Single by Suede

from the album Dog Man Star
- B-side: "Killing of a Flash Boy"; "Whipsnade";
- Released: 12 September 1994
- Studio: Master Rock (London, England)
- Genre: Britpop; glam rock; indie rock; alternative rock;
- Length: 4:19; 3:56 (single edit);
- Label: Nude
- Songwriters: Brett Anderson, Bernard Butler
- Producer: Ed Buller

Suede singles chronology
| "Stay Together" (1994) | "We Are the Pigs" (1994) | "The Wild Ones" (1994) |

= We Are the Pigs =

1994 single by Suede

"We Are the Pigs" is the first single from the album Dog Man Star by British band Suede, released on 12 September 1994 through Nude Records.

==Background==
The single heralded the darker tone that the band had taken for Dog Man Star, which contrasted heavily with their debut album. The unsettling sound on the single was not characteristic of the popular Britpop bands of the time. The departure of guitarist Bernard Butler, ahead of its release, overshadowed the single somewhat. That event, along with the song's music video receiving little airplay, contributed to its relatively poor charting, peaking at No. 18 on the UK Singles Chart and No. 34 in Sweden.

Singer and co-writer Brett Anderson has said he wrote it while he was living in Highgate. It is a song about revolution and the juxtaposition between the middle class lives of Highgate and the council estates of the not too far away Archway. He said: "[It's] a warning to the middle classes that everyone they're keeping under their feet is going to end up crushing their skulls. That was the idea behind it. It's supposed to be quite a violent thing."

The cover art for the single features a still from the cult film Freak Orlando.

==Reception and legacy==
The single was very well received in the British press. David Sinclair of The Times wrote: "Propelled by one of Bernard Butler's finest riff chord sequences and fuelled by the nightmare visions of Brett Anderson's lyric, the song romps home with a glorious chorus that combines old-fashioned sing-a-long appeal with an intriguingly sinister edge." Caroline Sullivan's review in The Guardian was printed the day before the band announced Oakes as their new guitarist. In it she predicted it would be the band's swansong. However, she was very favourable saying: "It's a typically melodramatic affair, Butler's squawking playing counterpointed by Brett Anderson's breastbeating emoting. One of their best." Martin Aston of Music Week wrote: "After the recent departure of guitarist Bernard Butler, Suede have to be at their best. 'We Are the Pigs' is just the ticket, one of their very best, strident, anthemic singles, which neatly sets the tone for the equally stunning second album on October 10."

▸ Stated exercise 1:
In the article on "We Are the Pigs," which film supplied the still used on the single's cover art?
▸ Stated exercise 2:
Name every genre that the article on "We Are the Pigs" assigns to the single.
▸ Stated exercise 3:
Write the next part of the article on "We Are the Pigs," picking up after its last sentence.

▸ Items:
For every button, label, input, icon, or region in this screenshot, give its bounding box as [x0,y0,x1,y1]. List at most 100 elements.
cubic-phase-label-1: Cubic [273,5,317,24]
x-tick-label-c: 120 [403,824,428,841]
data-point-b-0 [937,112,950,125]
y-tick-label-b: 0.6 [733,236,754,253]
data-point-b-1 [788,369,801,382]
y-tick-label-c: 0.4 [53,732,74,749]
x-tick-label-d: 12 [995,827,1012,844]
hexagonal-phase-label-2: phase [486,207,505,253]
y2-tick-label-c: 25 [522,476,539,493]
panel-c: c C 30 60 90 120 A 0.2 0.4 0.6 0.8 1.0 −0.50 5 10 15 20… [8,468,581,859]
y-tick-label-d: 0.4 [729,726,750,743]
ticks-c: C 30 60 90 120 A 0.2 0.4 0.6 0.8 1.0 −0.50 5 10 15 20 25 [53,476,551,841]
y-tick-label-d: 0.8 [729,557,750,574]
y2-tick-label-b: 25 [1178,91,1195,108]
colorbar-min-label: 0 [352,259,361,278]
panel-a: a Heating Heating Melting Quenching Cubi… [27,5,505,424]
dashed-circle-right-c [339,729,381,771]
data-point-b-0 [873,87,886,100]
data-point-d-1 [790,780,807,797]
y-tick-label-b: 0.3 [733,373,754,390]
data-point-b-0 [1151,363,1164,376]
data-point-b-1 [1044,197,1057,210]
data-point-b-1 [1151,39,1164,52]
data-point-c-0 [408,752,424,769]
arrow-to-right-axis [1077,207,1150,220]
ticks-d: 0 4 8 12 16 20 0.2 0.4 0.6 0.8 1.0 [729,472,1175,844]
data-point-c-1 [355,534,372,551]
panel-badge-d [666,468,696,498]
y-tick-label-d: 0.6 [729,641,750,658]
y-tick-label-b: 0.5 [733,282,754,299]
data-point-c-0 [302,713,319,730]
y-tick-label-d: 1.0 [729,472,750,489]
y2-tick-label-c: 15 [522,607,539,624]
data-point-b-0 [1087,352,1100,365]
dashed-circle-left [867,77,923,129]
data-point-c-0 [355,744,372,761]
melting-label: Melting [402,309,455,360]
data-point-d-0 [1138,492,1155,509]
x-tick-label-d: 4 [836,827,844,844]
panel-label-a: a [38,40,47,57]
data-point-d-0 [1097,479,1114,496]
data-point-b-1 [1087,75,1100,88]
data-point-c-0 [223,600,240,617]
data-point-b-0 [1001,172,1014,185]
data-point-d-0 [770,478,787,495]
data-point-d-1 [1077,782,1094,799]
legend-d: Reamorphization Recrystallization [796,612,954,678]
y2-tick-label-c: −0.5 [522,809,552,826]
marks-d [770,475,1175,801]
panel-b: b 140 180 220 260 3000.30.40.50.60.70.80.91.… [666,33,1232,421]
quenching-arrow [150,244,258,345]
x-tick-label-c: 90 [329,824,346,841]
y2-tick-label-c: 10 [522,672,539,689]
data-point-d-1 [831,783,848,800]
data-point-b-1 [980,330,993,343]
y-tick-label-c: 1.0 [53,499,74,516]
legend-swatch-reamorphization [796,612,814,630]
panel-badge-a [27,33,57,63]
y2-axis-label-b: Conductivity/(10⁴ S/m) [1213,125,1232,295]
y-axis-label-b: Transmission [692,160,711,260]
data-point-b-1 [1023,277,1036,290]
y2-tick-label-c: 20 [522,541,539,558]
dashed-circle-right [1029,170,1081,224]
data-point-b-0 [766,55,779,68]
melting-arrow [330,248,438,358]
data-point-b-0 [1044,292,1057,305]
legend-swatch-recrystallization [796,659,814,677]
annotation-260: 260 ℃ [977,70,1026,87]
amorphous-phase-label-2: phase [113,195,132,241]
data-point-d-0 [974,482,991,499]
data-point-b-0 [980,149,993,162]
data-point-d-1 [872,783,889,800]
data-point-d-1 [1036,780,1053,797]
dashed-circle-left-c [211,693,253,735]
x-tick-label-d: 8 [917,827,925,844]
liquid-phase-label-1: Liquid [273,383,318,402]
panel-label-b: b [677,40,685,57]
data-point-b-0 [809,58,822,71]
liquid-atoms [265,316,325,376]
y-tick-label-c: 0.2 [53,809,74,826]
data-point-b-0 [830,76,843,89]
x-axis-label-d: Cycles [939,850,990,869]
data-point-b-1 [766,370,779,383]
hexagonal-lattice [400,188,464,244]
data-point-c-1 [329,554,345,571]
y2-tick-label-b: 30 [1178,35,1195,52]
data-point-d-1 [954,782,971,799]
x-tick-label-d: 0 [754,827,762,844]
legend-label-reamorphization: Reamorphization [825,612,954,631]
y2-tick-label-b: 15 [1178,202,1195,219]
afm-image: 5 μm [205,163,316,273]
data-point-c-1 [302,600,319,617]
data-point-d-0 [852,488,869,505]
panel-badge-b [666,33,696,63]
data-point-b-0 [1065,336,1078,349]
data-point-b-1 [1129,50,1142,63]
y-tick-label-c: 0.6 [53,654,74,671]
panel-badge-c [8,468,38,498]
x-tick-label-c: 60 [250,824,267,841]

▸ Result 1:
The cult film Freak Orlando.

▸ Result 2:
Britpop, glam rock, indie rock, and alternative rock.

▸ Result 3:
Pitchfork placed "We Are the Pigs" at No. 169 on their list of the Top 200 Tracks of the 1990s. In 2006, Total Guitar ranked Butler's solo at No. 57 in its list of the "100 Hottest Solos". The B-side "Killing of a Flash Boy" became a staple of Suede's live set list and was included on the B-sides album Sci-Fi Lullabies. In 2014, NME ranked the song at No. 364 on its list of the 500 greatest songs of all time.

==Music video==
The video for "We Are the Pigs", directed by David and Raphael Vital-Durand, features a grim, Nineteen Eighty-Four–like setting. It was initially banned by some TV stations including MTV for being too violent. The video features burning cars, cross burnings, and masked gangs roaming the streets, committing violent acts. Also notable is the video features the first official public appearance of new guitarist Richard Oakes. The video for the B-side, "Killing of a Flash Boy", a specially commissioned backdrop film for the Dog Man Star tour, produced by Derek Jarman was shot in Nightingale Estate in Hackney.

==Track listings==
All songs were written by Brett Anderson and Bernard Butler.

- 7-inch and cassette single
1. "We Are the Pigs"
2. "Killing of a Flashboy"

- 12-inch and CD single
3. "We Are the Pigs"
4. "Killing of a Flash Boy"
5. "Whipsnade"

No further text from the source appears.